### [What to work on]
Your task is to repeat the entries word for word while leaving out the pictures.

### [Records shown]
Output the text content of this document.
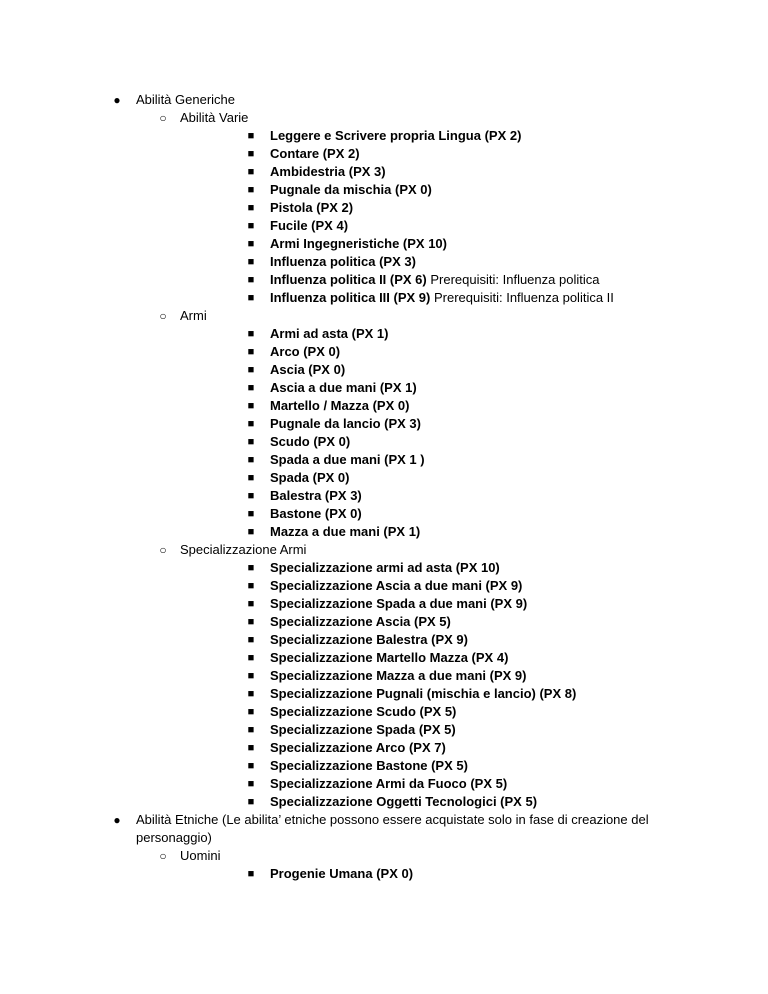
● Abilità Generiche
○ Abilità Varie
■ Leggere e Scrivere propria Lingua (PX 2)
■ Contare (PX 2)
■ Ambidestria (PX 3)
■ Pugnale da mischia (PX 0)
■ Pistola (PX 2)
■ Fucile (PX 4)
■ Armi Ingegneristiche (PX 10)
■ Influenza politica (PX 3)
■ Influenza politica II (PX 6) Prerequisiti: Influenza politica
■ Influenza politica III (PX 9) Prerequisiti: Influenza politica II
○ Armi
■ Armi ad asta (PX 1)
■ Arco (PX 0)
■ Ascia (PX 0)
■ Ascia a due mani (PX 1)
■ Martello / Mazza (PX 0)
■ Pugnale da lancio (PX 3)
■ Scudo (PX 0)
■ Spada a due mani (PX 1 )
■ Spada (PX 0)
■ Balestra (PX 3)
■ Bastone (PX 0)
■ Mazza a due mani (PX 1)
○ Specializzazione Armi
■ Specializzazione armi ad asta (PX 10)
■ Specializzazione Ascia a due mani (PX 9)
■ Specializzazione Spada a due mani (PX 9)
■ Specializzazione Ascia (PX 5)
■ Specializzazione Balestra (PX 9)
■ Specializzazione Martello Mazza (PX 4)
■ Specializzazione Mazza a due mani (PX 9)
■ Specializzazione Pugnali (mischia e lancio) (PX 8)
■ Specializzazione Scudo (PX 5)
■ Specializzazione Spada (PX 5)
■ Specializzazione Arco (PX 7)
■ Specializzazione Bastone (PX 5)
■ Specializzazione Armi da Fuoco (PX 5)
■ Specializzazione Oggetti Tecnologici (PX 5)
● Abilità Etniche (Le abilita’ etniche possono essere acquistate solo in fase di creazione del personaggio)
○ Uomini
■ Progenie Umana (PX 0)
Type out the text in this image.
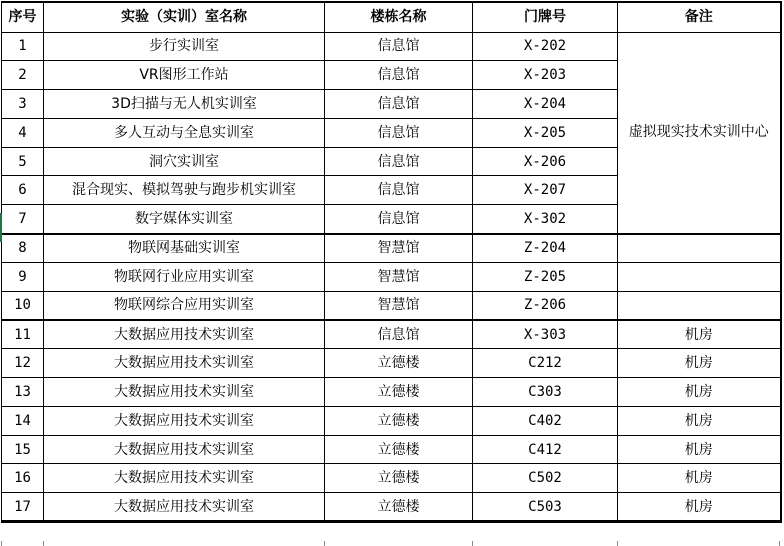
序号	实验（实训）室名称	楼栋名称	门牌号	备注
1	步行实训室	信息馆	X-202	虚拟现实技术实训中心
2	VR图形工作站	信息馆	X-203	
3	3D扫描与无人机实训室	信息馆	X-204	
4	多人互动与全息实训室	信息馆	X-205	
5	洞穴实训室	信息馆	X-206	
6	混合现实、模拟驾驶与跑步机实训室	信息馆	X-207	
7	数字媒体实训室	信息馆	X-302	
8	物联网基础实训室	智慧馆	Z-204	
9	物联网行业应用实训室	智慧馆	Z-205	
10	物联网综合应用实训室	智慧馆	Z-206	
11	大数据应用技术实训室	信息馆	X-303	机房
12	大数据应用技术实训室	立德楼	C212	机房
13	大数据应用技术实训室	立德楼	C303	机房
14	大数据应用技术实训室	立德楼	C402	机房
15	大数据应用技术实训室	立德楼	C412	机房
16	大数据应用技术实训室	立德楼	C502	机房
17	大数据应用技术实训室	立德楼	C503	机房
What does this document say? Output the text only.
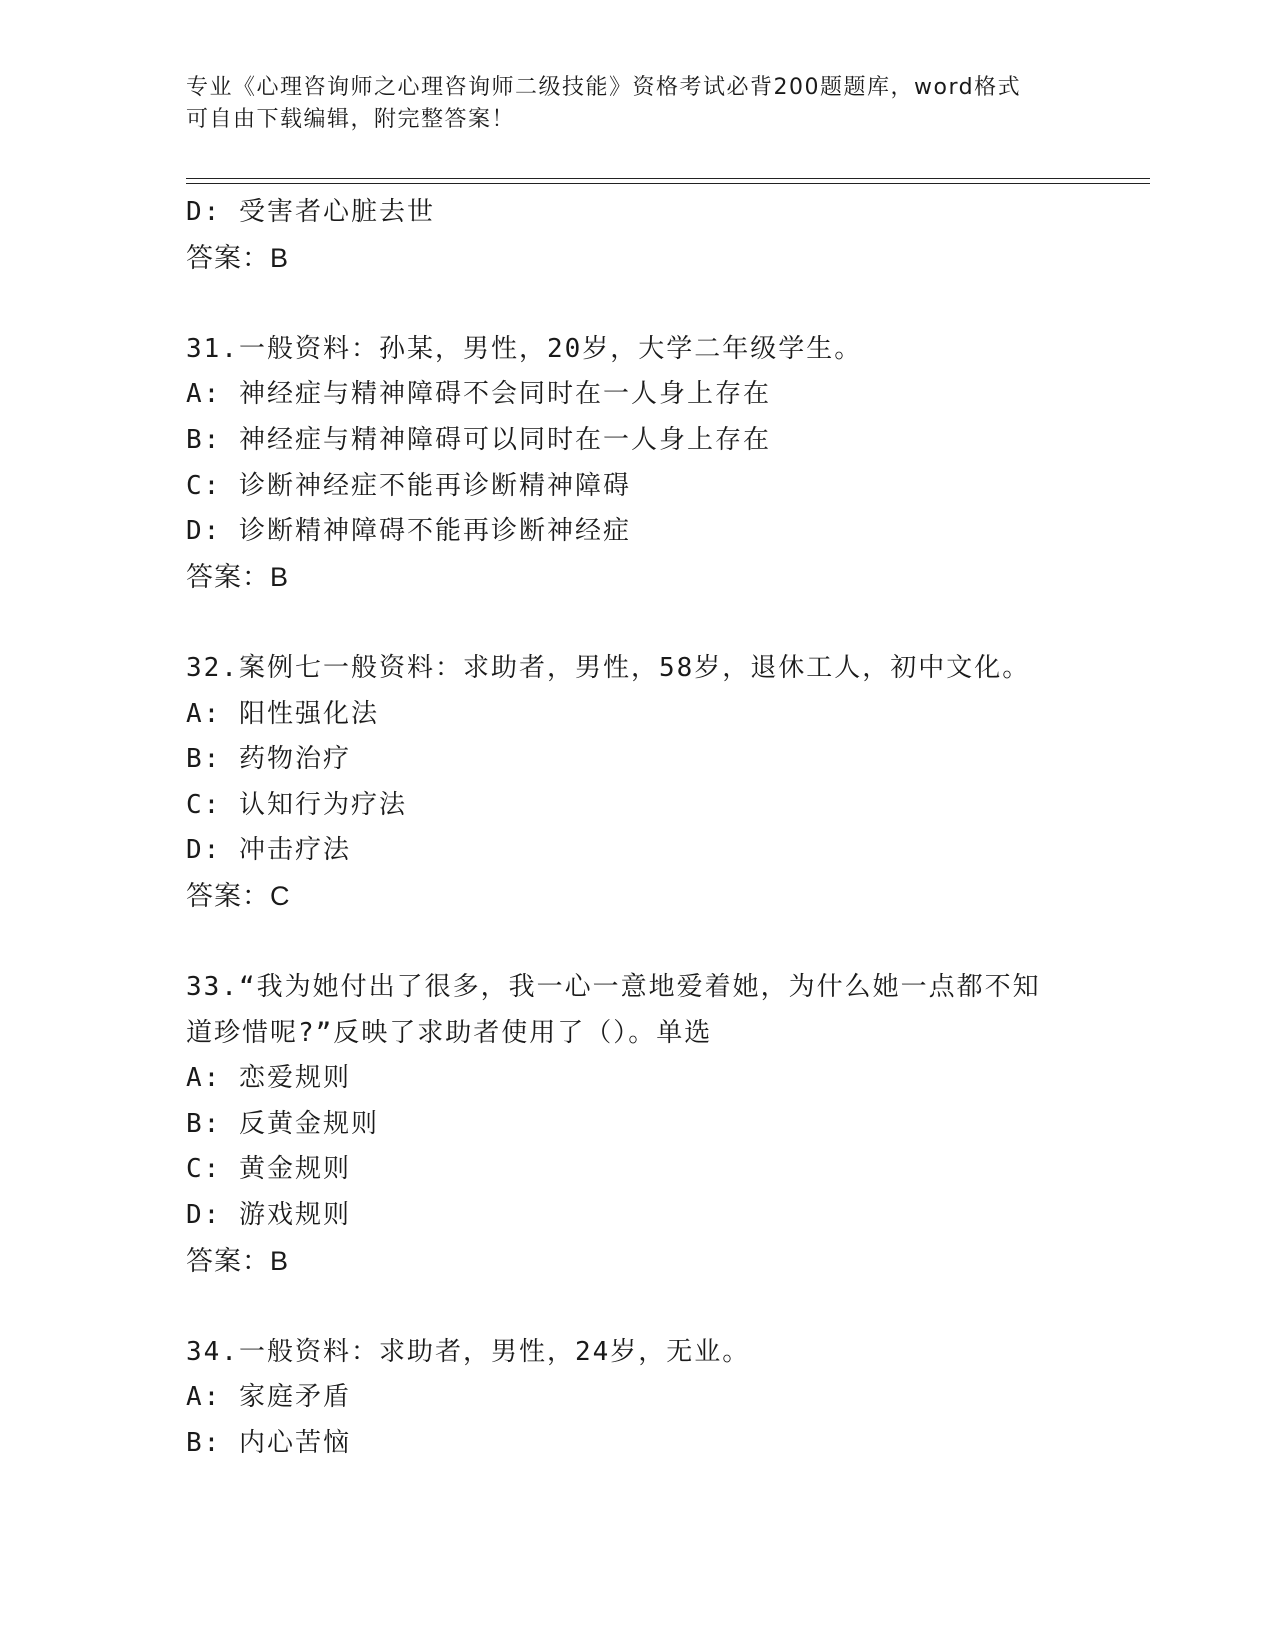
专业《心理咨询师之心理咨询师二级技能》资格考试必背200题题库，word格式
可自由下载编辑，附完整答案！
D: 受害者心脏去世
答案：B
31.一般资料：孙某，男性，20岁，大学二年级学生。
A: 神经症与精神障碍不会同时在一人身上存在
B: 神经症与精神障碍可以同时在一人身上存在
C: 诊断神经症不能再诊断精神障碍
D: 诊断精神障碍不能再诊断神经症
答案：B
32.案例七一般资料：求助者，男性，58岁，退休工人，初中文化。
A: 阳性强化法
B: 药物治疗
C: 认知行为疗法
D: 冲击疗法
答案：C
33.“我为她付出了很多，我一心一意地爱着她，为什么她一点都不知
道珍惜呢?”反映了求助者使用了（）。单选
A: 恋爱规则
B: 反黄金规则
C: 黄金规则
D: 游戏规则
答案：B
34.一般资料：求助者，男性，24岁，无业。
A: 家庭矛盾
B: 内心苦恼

### [Reply to the task]
Output the text content of this document.
● Abilità Generiche
○ Abilità Varie
■ Leggere e Scrivere propria Lingua (PX 2)
■ Contare (PX 2)
■ Ambidestria (PX 3)
■ Pugnale da mischia (PX 0)
■ Pistola (PX 2)
■ Fucile (PX 4)
■ Armi Ingegneristiche (PX 10)
■ Influenza politica (PX 3)
■ Influenza politica II (PX 6) Prerequisiti: Influenza politica
■ Influenza politica III (PX 9) Prerequisiti: Influenza politica II
○ Armi
■ Armi ad asta (PX 1)
■ Arco (PX 0)
■ Ascia (PX 0)
■ Ascia a due mani (PX 1)
■ Martello / Mazza (PX 0)
■ Pugnale da lancio (PX 3)
■ Scudo (PX 0)
■ Spada a due mani (PX 1 )
■ Spada (PX 0)
■ Balestra (PX 3)
■ Bastone (PX 0)
■ Mazza a due mani (PX 1)
○ Specializzazione Armi
■ Specializzazione armi ad asta (PX 10)
■ Specializzazione Ascia a due mani (PX 9)
■ Specializzazione Spada a due mani (PX 9)
■ Specializzazione Ascia (PX 5)
■ Specializzazione Balestra (PX 9)
■ Specializzazione Martello Mazza (PX 4)
■ Specializzazione Mazza a due mani (PX 9)
■ Specializzazione Pugnali (mischia e lancio) (PX 8)
■ Specializzazione Scudo (PX 5)
■ Specializzazione Spada (PX 5)
■ Specializzazione Arco (PX 7)
■ Specializzazione Bastone (PX 5)
■ Specializzazione Armi da Fuoco (PX 5)
■ Specializzazione Oggetti Tecnologici (PX 5)
● Abilità Etniche (Le abilita’ etniche possono essere acquistate solo in fase di creazione del personaggio)
○ Uomini
■ Progenie Umana (PX 0)
Type out the text in this image.
序号	实验（实训）室名称	楼栋名称	门牌号	备注
1	步行实训室	信息馆	X-202	虚拟现实技术实训中心
2	VR图形工作站	信息馆	X-203	
3	3D扫描与无人机实训室	信息馆	X-204	
4	多人互动与全息实训室	信息馆	X-205	
5	洞穴实训室	信息馆	X-206	
6	混合现实、模拟驾驶与跑步机实训室	信息馆	X-207	
7	数字媒体实训室	信息馆	X-302	
8	物联网基础实训室	智慧馆	Z-204	
9	物联网行业应用实训室	智慧馆	Z-205	
10	物联网综合应用实训室	智慧馆	Z-206	
11	大数据应用技术实训室	信息馆	X-303	机房
12	大数据应用技术实训室	立德楼	C212	机房
13	大数据应用技术实训室	立德楼	C303	机房
14	大数据应用技术实训室	立德楼	C402	机房
15	大数据应用技术实训室	立德楼	C412	机房
16	大数据应用技术实训室	立德楼	C502	机房
17	大数据应用技术实训室	立德楼	C503	机房
What does this document say? Output the text only.
专业《心理咨询师之心理咨询师二级技能》资格考试必背200题题库，word格式
可自由下载编辑，附完整答案！
D: 受害者心脏去世
答案：B
31.一般资料：孙某，男性，20岁，大学二年级学生。
A: 神经症与精神障碍不会同时在一人身上存在
B: 神经症与精神障碍可以同时在一人身上存在
C: 诊断神经症不能再诊断精神障碍
D: 诊断精神障碍不能再诊断神经症
答案：B
32.案例七一般资料：求助者，男性，58岁，退休工人，初中文化。
A: 阳性强化法
B: 药物治疗
C: 认知行为疗法
D: 冲击疗法
答案：C
33.“我为她付出了很多，我一心一意地爱着她，为什么她一点都不知
道珍惜呢?”反映了求助者使用了（）。单选
A: 恋爱规则
B: 反黄金规则
C: 黄金规则
D: 游戏规则
答案：B
34.一般资料：求助者，男性，24岁，无业。
A: 家庭矛盾
B: 内心苦恼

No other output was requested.